Work to be completed: Exactly as given, repeat all of the entries.

Records for the task:

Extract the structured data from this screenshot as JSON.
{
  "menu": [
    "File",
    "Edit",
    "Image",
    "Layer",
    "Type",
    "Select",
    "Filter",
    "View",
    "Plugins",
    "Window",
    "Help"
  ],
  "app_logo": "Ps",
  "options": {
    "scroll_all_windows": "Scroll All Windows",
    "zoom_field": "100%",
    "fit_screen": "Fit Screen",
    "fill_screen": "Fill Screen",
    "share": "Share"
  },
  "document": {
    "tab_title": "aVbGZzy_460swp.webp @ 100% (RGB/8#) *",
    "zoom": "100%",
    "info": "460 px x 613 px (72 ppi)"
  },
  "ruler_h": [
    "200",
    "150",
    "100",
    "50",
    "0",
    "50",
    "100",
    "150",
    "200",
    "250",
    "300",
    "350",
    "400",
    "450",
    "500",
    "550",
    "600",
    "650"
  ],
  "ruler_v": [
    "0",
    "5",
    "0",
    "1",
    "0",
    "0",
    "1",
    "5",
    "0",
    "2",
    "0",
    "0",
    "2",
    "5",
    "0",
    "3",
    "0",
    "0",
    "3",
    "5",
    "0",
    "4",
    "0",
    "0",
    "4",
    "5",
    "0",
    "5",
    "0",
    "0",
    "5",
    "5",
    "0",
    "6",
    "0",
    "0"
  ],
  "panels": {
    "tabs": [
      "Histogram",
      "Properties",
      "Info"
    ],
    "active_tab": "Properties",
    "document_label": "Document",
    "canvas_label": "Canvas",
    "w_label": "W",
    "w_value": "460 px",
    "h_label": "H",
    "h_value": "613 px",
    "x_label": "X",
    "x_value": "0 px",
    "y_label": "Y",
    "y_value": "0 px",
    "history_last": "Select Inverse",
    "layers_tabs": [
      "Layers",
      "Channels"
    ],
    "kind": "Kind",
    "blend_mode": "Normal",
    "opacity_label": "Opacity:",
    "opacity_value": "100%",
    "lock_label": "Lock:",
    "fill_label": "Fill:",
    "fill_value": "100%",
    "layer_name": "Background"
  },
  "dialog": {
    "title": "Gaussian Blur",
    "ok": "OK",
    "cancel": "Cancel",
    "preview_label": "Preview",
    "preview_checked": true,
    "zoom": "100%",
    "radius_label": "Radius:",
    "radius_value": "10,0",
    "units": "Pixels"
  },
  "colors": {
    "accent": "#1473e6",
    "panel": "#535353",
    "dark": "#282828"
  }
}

Written answer:
Extract the structured data from this screenshot as JSON.
{
  "menu": [
    "File",
    "Edit",
    "Image",
    "Layer",
    "Type",
    "Select",
    "Filter",
    "View",
    "Plugins",
    "Window",
    "Help"
  ],
  "app_logo": "Ps",
  "options": {
    "scroll_all_windows": "Scroll All Windows",
    "zoom_field": "100%",
    "fit_screen": "Fit Screen",
    "fill_screen": "Fill Screen",
    "share": "Share"
  },
  "document": {
    "tab_title": "aVbGZzy_460swp.webp @ 100% (RGB/8#) *",
    "zoom": "100%",
    "info": "460 px x 613 px (72 ppi)"
  },
  "ruler_h": [
    "200",
    "150",
    "100",
    "50",
    "0",
    "50",
    "100",
    "150",
    "200",
    "250",
    "300",
    "350",
    "400",
    "450",
    "500",
    "550",
    "600",
    "650"
  ],
  "ruler_v": [
    "0",
    "5",
    "0",
    "1",
    "0",
    "0",
    "1",
    "5",
    "0",
    "2",
    "0",
    "0",
    "2",
    "5",
    "0",
    "3",
    "0",
    "0",
    "3",
    "5",
    "0",
    "4",
    "0",
    "0",
    "4",
    "5",
    "0",
    "5",
    "0",
    "0",
    "5",
    "5",
    "0",
    "6",
    "0",
    "0"
  ],
  "panels": {
    "tabs": [
      "Histogram",
      "Properties",
      "Info"
    ],
    "active_tab": "Properties",
    "document_label": "Document",
    "canvas_label": "Canvas",
    "w_label": "W",
    "w_value": "460 px",
    "h_label": "H",
    "h_value": "613 px",
    "x_label": "X",
    "x_value": "0 px",
    "y_label": "Y",
    "y_value": "0 px",
    "history_last": "Select Inverse",
    "layers_tabs": [
      "Layers",
      "Channels"
    ],
    "kind": "Kind",
    "blend_mode": "Normal",
    "opacity_label": "Opacity:",
    "opacity_value": "100%",
    "lock_label": "Lock:",
    "fill_label": "Fill:",
    "fill_value": "100%",
    "layer_name": "Background"
  },
  "dialog": {
    "title": "Gaussian Blur",
    "ok": "OK",
    "cancel": "Cancel",
    "preview_label": "Preview",
    "preview_checked": true,
    "zoom": "100%",
    "radius_label": "Radius:",
    "radius_value": "10,0",
    "units": "Pixels"
  },
  "colors": {
    "accent": "#1473e6",
    "panel": "#535353",
    "dark": "#282828"
  }
}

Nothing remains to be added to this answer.